> _Supplied records_:
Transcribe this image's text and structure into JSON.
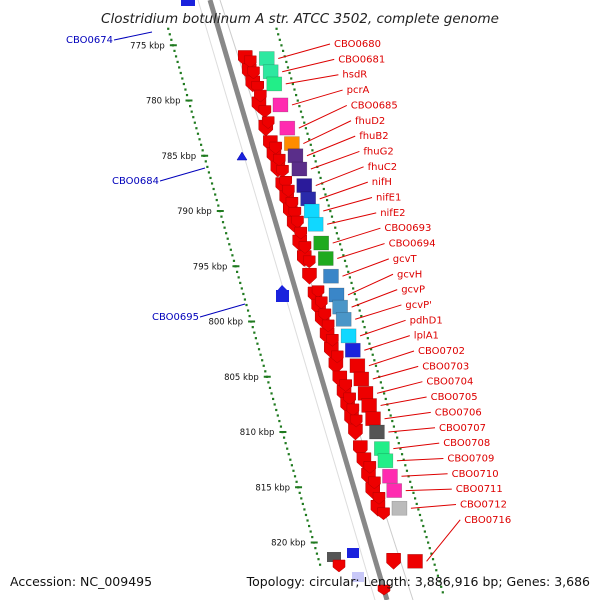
{
  "title": "Clostridium botulinum A str. ATCC 3502, complete genome",
  "accession": "Accession: NC_009495",
  "topology": "Topology: circular; Length: 3,886,916 bp; Genes: 3,686",
  "colors": {
    "backbone": "#888888",
    "tick": "#1f7a1f",
    "forward_label": "#dd0000",
    "reverse_label": "#0000bb",
    "arrow_red": "#ee0000"
  },
  "ticks": [
    {
      "kbp": 775,
      "label": "775 kbp"
    },
    {
      "kbp": 780,
      "label": "780 kbp"
    },
    {
      "kbp": 785,
      "label": "785 kbp"
    },
    {
      "kbp": 790,
      "label": "790 kbp"
    },
    {
      "kbp": 795,
      "label": "795 kbp"
    },
    {
      "kbp": 800,
      "label": "800 kbp"
    },
    {
      "kbp": 805,
      "label": "805 kbp"
    },
    {
      "kbp": 810,
      "label": "810 kbp"
    },
    {
      "kbp": 815,
      "label": "815 kbp"
    },
    {
      "kbp": 820,
      "label": "820 kbp"
    }
  ],
  "forward_genes": [
    {
      "name": "CBO0680",
      "kbp": 776.2,
      "color": "#2ee8a0"
    },
    {
      "name": "CBO0681",
      "kbp": 777.4,
      "color": "#2ee8a0"
    },
    {
      "name": "hsdR",
      "kbp": 778.5,
      "color": "#22ee88"
    },
    {
      "name": "pcrA",
      "kbp": 780.4,
      "color": "#ff2bb0"
    },
    {
      "name": "CBO0685",
      "kbp": 782.5,
      "color": "#ff2bb0"
    },
    {
      "name": "fhuD2",
      "kbp": 783.9,
      "color": "#ff8c00"
    },
    {
      "name": "fhuB2",
      "kbp": 785.0,
      "color": "#5a2e8a"
    },
    {
      "name": "fhuG2",
      "kbp": 786.2,
      "color": "#5a2e8a"
    },
    {
      "name": "fhuC2",
      "kbp": 787.7,
      "color": "#2a1a9a"
    },
    {
      "name": "nifH",
      "kbp": 788.9,
      "color": "#2a2aaa"
    },
    {
      "name": "nifE1",
      "kbp": 790.0,
      "color": "#10d8ff"
    },
    {
      "name": "nifE2",
      "kbp": 791.2,
      "color": "#10d8ff"
    },
    {
      "name": "CBO0693",
      "kbp": 792.9,
      "color": "#1faa1f"
    },
    {
      "name": "CBO0694",
      "kbp": 794.3,
      "color": "#1faa1f"
    },
    {
      "name": "gcvT",
      "kbp": 795.9,
      "color": "#3a86c8"
    },
    {
      "name": "gcvH",
      "kbp": 797.6,
      "color": "#3a86c8"
    },
    {
      "name": "gcvP",
      "kbp": 798.7,
      "color": "#4a96c8"
    },
    {
      "name": "gcvP'",
      "kbp": 799.8,
      "color": "#4a96c8"
    },
    {
      "name": "pdhD1",
      "kbp": 801.3,
      "color": "#10d8ff"
    },
    {
      "name": "lplA1",
      "kbp": 802.6,
      "color": "#1a22dd"
    },
    {
      "name": "CBO0702",
      "kbp": 804.0,
      "color": "#ee0000"
    },
    {
      "name": "CBO0703",
      "kbp": 805.2,
      "color": "#ee0000"
    },
    {
      "name": "CBO0704",
      "kbp": 806.5,
      "color": "#ee0000"
    },
    {
      "name": "CBO0705",
      "kbp": 807.6,
      "color": "#ee0000"
    },
    {
      "name": "CBO0706",
      "kbp": 808.8,
      "color": "#ee0000"
    },
    {
      "name": "CBO0707",
      "kbp": 810.0,
      "color": "#555555"
    },
    {
      "name": "CBO0708",
      "kbp": 811.5,
      "color": "#22ee88"
    },
    {
      "name": "CBO0709",
      "kbp": 812.6,
      "color": "#22ee88"
    },
    {
      "name": "CBO0710",
      "kbp": 814.0,
      "color": "#ff2bb0"
    },
    {
      "name": "CBO0711",
      "kbp": 815.3,
      "color": "#ff2bb0"
    },
    {
      "name": "CBO0712",
      "kbp": 816.9,
      "color": "#bbbbbb"
    },
    {
      "name": "CBO0716",
      "kbp": 821.7,
      "color": "#ee0000"
    }
  ],
  "reverse_genes": [
    {
      "name": "CBO0674",
      "kbp": 774.2
    },
    {
      "name": "CBO0684",
      "kbp": 785.0
    },
    {
      "name": "CBO0695",
      "kbp": 798.9
    }
  ]
}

> _Work instruction_: Give an exact copy of the material, leaving out every picture.

> _Completed task_:
Transcribe this image's text and structure into JSON.
{
  "title": "Clostridium botulinum A str. ATCC 3502, complete genome",
  "accession": "Accession: NC_009495",
  "topology": "Topology: circular; Length: 3,886,916 bp; Genes: 3,686",
  "colors": {
    "backbone": "#888888",
    "tick": "#1f7a1f",
    "forward_label": "#dd0000",
    "reverse_label": "#0000bb",
    "arrow_red": "#ee0000"
  },
  "ticks": [
    {
      "kbp": 775,
      "label": "775 kbp"
    },
    {
      "kbp": 780,
      "label": "780 kbp"
    },
    {
      "kbp": 785,
      "label": "785 kbp"
    },
    {
      "kbp": 790,
      "label": "790 kbp"
    },
    {
      "kbp": 795,
      "label": "795 kbp"
    },
    {
      "kbp": 800,
      "label": "800 kbp"
    },
    {
      "kbp": 805,
      "label": "805 kbp"
    },
    {
      "kbp": 810,
      "label": "810 kbp"
    },
    {
      "kbp": 815,
      "label": "815 kbp"
    },
    {
      "kbp": 820,
      "label": "820 kbp"
    }
  ],
  "forward_genes": [
    {
      "name": "CBO0680",
      "kbp": 776.2,
      "color": "#2ee8a0"
    },
    {
      "name": "CBO0681",
      "kbp": 777.4,
      "color": "#2ee8a0"
    },
    {
      "name": "hsdR",
      "kbp": 778.5,
      "color": "#22ee88"
    },
    {
      "name": "pcrA",
      "kbp": 780.4,
      "color": "#ff2bb0"
    },
    {
      "name": "CBO0685",
      "kbp": 782.5,
      "color": "#ff2bb0"
    },
    {
      "name": "fhuD2",
      "kbp": 783.9,
      "color": "#ff8c00"
    },
    {
      "name": "fhuB2",
      "kbp": 785.0,
      "color": "#5a2e8a"
    },
    {
      "name": "fhuG2",
      "kbp": 786.2,
      "color": "#5a2e8a"
    },
    {
      "name": "fhuC2",
      "kbp": 787.7,
      "color": "#2a1a9a"
    },
    {
      "name": "nifH",
      "kbp": 788.9,
      "color": "#2a2aaa"
    },
    {
      "name": "nifE1",
      "kbp": 790.0,
      "color": "#10d8ff"
    },
    {
      "name": "nifE2",
      "kbp": 791.2,
      "color": "#10d8ff"
    },
    {
      "name": "CBO0693",
      "kbp": 792.9,
      "color": "#1faa1f"
    },
    {
      "name": "CBO0694",
      "kbp": 794.3,
      "color": "#1faa1f"
    },
    {
      "name": "gcvT",
      "kbp": 795.9,
      "color": "#3a86c8"
    },
    {
      "name": "gcvH",
      "kbp": 797.6,
      "color": "#3a86c8"
    },
    {
      "name": "gcvP",
      "kbp": 798.7,
      "color": "#4a96c8"
    },
    {
      "name": "gcvP'",
      "kbp": 799.8,
      "color": "#4a96c8"
    },
    {
      "name": "pdhD1",
      "kbp": 801.3,
      "color": "#10d8ff"
    },
    {
      "name": "lplA1",
      "kbp": 802.6,
      "color": "#1a22dd"
    },
    {
      "name": "CBO0702",
      "kbp": 804.0,
      "color": "#ee0000"
    },
    {
      "name": "CBO0703",
      "kbp": 805.2,
      "color": "#ee0000"
    },
    {
      "name": "CBO0704",
      "kbp": 806.5,
      "color": "#ee0000"
    },
    {
      "name": "CBO0705",
      "kbp": 807.6,
      "color": "#ee0000"
    },
    {
      "name": "CBO0706",
      "kbp": 808.8,
      "color": "#ee0000"
    },
    {
      "name": "CBO0707",
      "kbp": 810.0,
      "color": "#555555"
    },
    {
      "name": "CBO0708",
      "kbp": 811.5,
      "color": "#22ee88"
    },
    {
      "name": "CBO0709",
      "kbp": 812.6,
      "color": "#22ee88"
    },
    {
      "name": "CBO0710",
      "kbp": 814.0,
      "color": "#ff2bb0"
    },
    {
      "name": "CBO0711",
      "kbp": 815.3,
      "color": "#ff2bb0"
    },
    {
      "name": "CBO0712",
      "kbp": 816.9,
      "color": "#bbbbbb"
    },
    {
      "name": "CBO0716",
      "kbp": 821.7,
      "color": "#ee0000"
    }
  ],
  "reverse_genes": [
    {
      "name": "CBO0674",
      "kbp": 774.2
    },
    {
      "name": "CBO0684",
      "kbp": 785.0
    },
    {
      "name": "CBO0695",
      "kbp": 798.9
    }
  ]
}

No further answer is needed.